### Recorded data

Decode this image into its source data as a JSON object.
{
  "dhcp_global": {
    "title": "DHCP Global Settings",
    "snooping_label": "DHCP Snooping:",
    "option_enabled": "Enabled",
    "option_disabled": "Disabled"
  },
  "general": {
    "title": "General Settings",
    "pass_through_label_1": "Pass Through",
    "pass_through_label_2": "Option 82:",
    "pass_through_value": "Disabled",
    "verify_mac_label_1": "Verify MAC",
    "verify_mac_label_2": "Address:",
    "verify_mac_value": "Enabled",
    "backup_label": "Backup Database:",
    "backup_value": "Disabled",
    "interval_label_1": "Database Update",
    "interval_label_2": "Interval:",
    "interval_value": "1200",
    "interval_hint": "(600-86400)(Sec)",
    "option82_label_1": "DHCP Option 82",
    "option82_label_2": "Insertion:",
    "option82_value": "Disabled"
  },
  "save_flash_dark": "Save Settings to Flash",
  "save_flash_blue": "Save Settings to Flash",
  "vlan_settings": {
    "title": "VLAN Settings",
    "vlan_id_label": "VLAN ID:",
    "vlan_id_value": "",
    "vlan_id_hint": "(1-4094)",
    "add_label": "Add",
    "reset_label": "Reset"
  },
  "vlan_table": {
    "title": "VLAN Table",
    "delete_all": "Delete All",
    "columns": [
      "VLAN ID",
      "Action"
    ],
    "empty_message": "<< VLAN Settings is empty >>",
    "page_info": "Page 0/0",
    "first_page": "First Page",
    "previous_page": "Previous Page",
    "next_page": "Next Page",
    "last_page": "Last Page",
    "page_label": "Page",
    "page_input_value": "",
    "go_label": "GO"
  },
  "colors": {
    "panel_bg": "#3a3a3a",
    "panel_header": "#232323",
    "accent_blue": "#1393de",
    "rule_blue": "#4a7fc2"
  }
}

### EXERCISE AIM
Using the listing above, list every line in which the string "Enabled" occurs.

### SOLUTION TO THE PROBLEM
    "option_enabled": "Enabled",
    "verify_mac_value": "Enabled",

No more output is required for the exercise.